* CHALLENGE
Print out the material that follows word for word.

++++ EXTRACTED ENTRIES ++++

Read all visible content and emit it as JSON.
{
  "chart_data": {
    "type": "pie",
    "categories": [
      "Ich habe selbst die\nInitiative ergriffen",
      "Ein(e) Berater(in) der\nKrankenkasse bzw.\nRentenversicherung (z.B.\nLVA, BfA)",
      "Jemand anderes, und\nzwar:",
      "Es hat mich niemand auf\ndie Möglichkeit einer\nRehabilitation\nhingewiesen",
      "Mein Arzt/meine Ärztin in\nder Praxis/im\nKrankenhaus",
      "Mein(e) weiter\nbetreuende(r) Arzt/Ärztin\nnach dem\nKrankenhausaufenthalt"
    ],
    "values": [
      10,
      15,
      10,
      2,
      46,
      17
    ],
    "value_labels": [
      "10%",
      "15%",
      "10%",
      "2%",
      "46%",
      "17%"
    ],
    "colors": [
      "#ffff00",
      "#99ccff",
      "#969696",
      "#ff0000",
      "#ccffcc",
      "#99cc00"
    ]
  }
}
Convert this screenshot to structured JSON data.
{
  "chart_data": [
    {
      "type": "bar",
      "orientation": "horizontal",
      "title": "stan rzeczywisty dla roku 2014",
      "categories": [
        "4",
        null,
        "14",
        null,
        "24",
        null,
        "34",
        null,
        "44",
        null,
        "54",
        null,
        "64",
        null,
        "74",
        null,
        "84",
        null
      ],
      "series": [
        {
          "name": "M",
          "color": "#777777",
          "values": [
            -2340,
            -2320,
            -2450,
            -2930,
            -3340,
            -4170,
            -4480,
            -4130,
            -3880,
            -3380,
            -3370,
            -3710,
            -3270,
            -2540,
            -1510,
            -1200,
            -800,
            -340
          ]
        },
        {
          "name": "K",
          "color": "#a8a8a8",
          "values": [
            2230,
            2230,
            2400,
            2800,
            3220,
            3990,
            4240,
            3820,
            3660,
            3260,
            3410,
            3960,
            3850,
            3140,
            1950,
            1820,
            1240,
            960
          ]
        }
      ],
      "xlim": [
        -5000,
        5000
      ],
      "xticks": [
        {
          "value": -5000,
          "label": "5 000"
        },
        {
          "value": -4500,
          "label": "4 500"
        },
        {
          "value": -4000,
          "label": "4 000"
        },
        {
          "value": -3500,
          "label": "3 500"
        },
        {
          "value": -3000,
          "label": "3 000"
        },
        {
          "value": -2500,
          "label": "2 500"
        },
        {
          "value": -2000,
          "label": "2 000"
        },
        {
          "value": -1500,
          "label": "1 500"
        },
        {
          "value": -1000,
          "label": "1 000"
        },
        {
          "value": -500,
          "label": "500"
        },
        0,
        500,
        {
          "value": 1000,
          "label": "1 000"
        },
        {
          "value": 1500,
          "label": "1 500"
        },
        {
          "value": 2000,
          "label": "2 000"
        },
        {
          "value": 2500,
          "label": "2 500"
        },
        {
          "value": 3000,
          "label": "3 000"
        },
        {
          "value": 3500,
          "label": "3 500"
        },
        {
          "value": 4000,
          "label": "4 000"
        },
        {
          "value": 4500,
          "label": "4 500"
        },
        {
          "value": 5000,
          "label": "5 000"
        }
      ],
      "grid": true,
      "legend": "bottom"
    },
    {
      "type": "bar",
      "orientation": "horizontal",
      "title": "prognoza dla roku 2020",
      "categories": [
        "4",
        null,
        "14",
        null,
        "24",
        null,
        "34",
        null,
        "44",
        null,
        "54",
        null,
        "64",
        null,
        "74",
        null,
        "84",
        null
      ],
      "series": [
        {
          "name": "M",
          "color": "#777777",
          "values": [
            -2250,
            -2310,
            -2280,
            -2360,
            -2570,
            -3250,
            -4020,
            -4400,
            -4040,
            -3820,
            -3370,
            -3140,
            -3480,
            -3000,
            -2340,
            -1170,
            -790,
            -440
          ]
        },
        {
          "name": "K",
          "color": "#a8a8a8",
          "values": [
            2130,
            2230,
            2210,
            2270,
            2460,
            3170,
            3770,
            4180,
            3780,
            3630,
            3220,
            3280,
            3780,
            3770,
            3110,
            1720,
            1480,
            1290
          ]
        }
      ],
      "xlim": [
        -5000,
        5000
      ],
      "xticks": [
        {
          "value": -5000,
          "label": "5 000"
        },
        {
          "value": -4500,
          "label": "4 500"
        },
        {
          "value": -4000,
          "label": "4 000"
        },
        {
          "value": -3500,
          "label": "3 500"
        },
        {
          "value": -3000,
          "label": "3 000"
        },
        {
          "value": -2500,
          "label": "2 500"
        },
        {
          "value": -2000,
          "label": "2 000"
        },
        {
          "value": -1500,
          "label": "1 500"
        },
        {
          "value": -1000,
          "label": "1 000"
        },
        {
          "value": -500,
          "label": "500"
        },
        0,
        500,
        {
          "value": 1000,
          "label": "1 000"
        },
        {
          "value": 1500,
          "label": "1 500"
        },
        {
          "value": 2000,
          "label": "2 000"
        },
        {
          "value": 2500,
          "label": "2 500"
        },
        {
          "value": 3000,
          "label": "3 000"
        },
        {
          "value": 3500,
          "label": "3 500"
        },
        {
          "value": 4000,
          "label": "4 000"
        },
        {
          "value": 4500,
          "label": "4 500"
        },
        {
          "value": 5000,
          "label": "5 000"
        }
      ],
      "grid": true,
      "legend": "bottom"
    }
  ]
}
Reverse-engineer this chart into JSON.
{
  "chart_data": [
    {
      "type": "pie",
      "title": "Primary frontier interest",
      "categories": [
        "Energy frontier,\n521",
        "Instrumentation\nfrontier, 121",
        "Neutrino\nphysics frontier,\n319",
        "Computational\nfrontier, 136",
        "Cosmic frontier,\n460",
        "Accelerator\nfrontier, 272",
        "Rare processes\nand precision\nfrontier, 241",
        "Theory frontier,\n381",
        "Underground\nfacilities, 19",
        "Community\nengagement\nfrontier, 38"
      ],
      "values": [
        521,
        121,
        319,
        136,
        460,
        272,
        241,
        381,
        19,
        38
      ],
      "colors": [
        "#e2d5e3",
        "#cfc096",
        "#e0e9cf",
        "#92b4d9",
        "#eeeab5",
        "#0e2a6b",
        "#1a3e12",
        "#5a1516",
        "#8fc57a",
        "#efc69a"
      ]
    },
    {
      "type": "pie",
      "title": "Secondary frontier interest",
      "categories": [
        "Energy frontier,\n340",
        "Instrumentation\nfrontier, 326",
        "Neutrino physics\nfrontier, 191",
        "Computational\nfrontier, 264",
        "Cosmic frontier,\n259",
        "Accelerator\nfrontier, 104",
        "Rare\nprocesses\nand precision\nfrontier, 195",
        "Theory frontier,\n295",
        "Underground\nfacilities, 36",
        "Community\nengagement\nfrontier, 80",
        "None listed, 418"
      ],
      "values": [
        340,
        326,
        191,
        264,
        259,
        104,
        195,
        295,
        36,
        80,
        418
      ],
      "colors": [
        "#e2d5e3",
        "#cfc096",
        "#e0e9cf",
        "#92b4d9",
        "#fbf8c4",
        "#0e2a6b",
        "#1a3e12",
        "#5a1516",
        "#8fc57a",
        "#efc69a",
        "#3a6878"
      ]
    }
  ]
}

++++

* RESULT FOR THIS EXERCISE
Read all visible content and emit it as JSON.
{
  "chart_data": {
    "type": "pie",
    "categories": [
      "Ich habe selbst die\nInitiative ergriffen",
      "Ein(e) Berater(in) der\nKrankenkasse bzw.\nRentenversicherung (z.B.\nLVA, BfA)",
      "Jemand anderes, und\nzwar:",
      "Es hat mich niemand auf\ndie Möglichkeit einer\nRehabilitation\nhingewiesen",
      "Mein Arzt/meine Ärztin in\nder Praxis/im\nKrankenhaus",
      "Mein(e) weiter\nbetreuende(r) Arzt/Ärztin\nnach dem\nKrankenhausaufenthalt"
    ],
    "values": [
      10,
      15,
      10,
      2,
      46,
      17
    ],
    "value_labels": [
      "10%",
      "15%",
      "10%",
      "2%",
      "46%",
      "17%"
    ],
    "colors": [
      "#ffff00",
      "#99ccff",
      "#969696",
      "#ff0000",
      "#ccffcc",
      "#99cc00"
    ]
  }
}
Convert this screenshot to structured JSON data.
{
  "chart_data": [
    {
      "type": "bar",
      "orientation": "horizontal",
      "title": "stan rzeczywisty dla roku 2014",
      "categories": [
        "4",
        null,
        "14",
        null,
        "24",
        null,
        "34",
        null,
        "44",
        null,
        "54",
        null,
        "64",
        null,
        "74",
        null,
        "84",
        null
      ],
      "series": [
        {
          "name": "M",
          "color": "#777777",
          "values": [
            -2340,
            -2320,
            -2450,
            -2930,
            -3340,
            -4170,
            -4480,
            -4130,
            -3880,
            -3380,
            -3370,
            -3710,
            -3270,
            -2540,
            -1510,
            -1200,
            -800,
            -340
          ]
        },
        {
          "name": "K",
          "color": "#a8a8a8",
          "values": [
            2230,
            2230,
            2400,
            2800,
            3220,
            3990,
            4240,
            3820,
            3660,
            3260,
            3410,
            3960,
            3850,
            3140,
            1950,
            1820,
            1240,
            960
          ]
        }
      ],
      "xlim": [
        -5000,
        5000
      ],
      "xticks": [
        {
          "value": -5000,
          "label": "5 000"
        },
        {
          "value": -4500,
          "label": "4 500"
        },
        {
          "value": -4000,
          "label": "4 000"
        },
        {
          "value": -3500,
          "label": "3 500"
        },
        {
          "value": -3000,
          "label": "3 000"
        },
        {
          "value": -2500,
          "label": "2 500"
        },
        {
          "value": -2000,
          "label": "2 000"
        },
        {
          "value": -1500,
          "label": "1 500"
        },
        {
          "value": -1000,
          "label": "1 000"
        },
        {
          "value": -500,
          "label": "500"
        },
        0,
        500,
        {
          "value": 1000,
          "label": "1 000"
        },
        {
          "value": 1500,
          "label": "1 500"
        },
        {
          "value": 2000,
          "label": "2 000"
        },
        {
          "value": 2500,
          "label": "2 500"
        },
        {
          "value": 3000,
          "label": "3 000"
        },
        {
          "value": 3500,
          "label": "3 500"
        },
        {
          "value": 4000,
          "label": "4 000"
        },
        {
          "value": 4500,
          "label": "4 500"
        },
        {
          "value": 5000,
          "label": "5 000"
        }
      ],
      "grid": true,
      "legend": "bottom"
    },
    {
      "type": "bar",
      "orientation": "horizontal",
      "title": "prognoza dla roku 2020",
      "categories": [
        "4",
        null,
        "14",
        null,
        "24",
        null,
        "34",
        null,
        "44",
        null,
        "54",
        null,
        "64",
        null,
        "74",
        null,
        "84",
        null
      ],
      "series": [
        {
          "name": "M",
          "color": "#777777",
          "values": [
            -2250,
            -2310,
            -2280,
            -2360,
            -2570,
            -3250,
            -4020,
            -4400,
            -4040,
            -3820,
            -3370,
            -3140,
            -3480,
            -3000,
            -2340,
            -1170,
            -790,
            -440
          ]
        },
        {
          "name": "K",
          "color": "#a8a8a8",
          "values": [
            2130,
            2230,
            2210,
            2270,
            2460,
            3170,
            3770,
            4180,
            3780,
            3630,
            3220,
            3280,
            3780,
            3770,
            3110,
            1720,
            1480,
            1290
          ]
        }
      ],
      "xlim": [
        -5000,
        5000
      ],
      "xticks": [
        {
          "value": -5000,
          "label": "5 000"
        },
        {
          "value": -4500,
          "label": "4 500"
        },
        {
          "value": -4000,
          "label": "4 000"
        },
        {
          "value": -3500,
          "label": "3 500"
        },
        {
          "value": -3000,
          "label": "3 000"
        },
        {
          "value": -2500,
          "label": "2 500"
        },
        {
          "value": -2000,
          "label": "2 000"
        },
        {
          "value": -1500,
          "label": "1 500"
        },
        {
          "value": -1000,
          "label": "1 000"
        },
        {
          "value": -500,
          "label": "500"
        },
        0,
        500,
        {
          "value": 1000,
          "label": "1 000"
        },
        {
          "value": 1500,
          "label": "1 500"
        },
        {
          "value": 2000,
          "label": "2 000"
        },
        {
          "value": 2500,
          "label": "2 500"
        },
        {
          "value": 3000,
          "label": "3 000"
        },
        {
          "value": 3500,
          "label": "3 500"
        },
        {
          "value": 4000,
          "label": "4 000"
        },
        {
          "value": 4500,
          "label": "4 500"
        },
        {
          "value": 5000,
          "label": "5 000"
        }
      ],
      "grid": true,
      "legend": "bottom"
    }
  ]
}
Reverse-engineer this chart into JSON.
{
  "chart_data": [
    {
      "type": "pie",
      "title": "Primary frontier interest",
      "categories": [
        "Energy frontier,\n521",
        "Instrumentation\nfrontier, 121",
        "Neutrino\nphysics frontier,\n319",
        "Computational\nfrontier, 136",
        "Cosmic frontier,\n460",
        "Accelerator\nfrontier, 272",
        "Rare processes\nand precision\nfrontier, 241",
        "Theory frontier,\n381",
        "Underground\nfacilities, 19",
        "Community\nengagement\nfrontier, 38"
      ],
      "values": [
        521,
        121,
        319,
        136,
        460,
        272,
        241,
        381,
        19,
        38
      ],
      "colors": [
        "#e2d5e3",
        "#cfc096",
        "#e0e9cf",
        "#92b4d9",
        "#eeeab5",
        "#0e2a6b",
        "#1a3e12",
        "#5a1516",
        "#8fc57a",
        "#efc69a"
      ]
    },
    {
      "type": "pie",
      "title": "Secondary frontier interest",
      "categories": [
        "Energy frontier,\n340",
        "Instrumentation\nfrontier, 326",
        "Neutrino physics\nfrontier, 191",
        "Computational\nfrontier, 264",
        "Cosmic frontier,\n259",
        "Accelerator\nfrontier, 104",
        "Rare\nprocesses\nand precision\nfrontier, 195",
        "Theory frontier,\n295",
        "Underground\nfacilities, 36",
        "Community\nengagement\nfrontier, 80",
        "None listed, 418"
      ],
      "values": [
        340,
        326,
        191,
        264,
        259,
        104,
        195,
        295,
        36,
        80,
        418
      ],
      "colors": [
        "#e2d5e3",
        "#cfc096",
        "#e0e9cf",
        "#92b4d9",
        "#fbf8c4",
        "#0e2a6b",
        "#1a3e12",
        "#5a1516",
        "#8fc57a",
        "#efc69a",
        "#3a6878"
      ]
    }
  ]
}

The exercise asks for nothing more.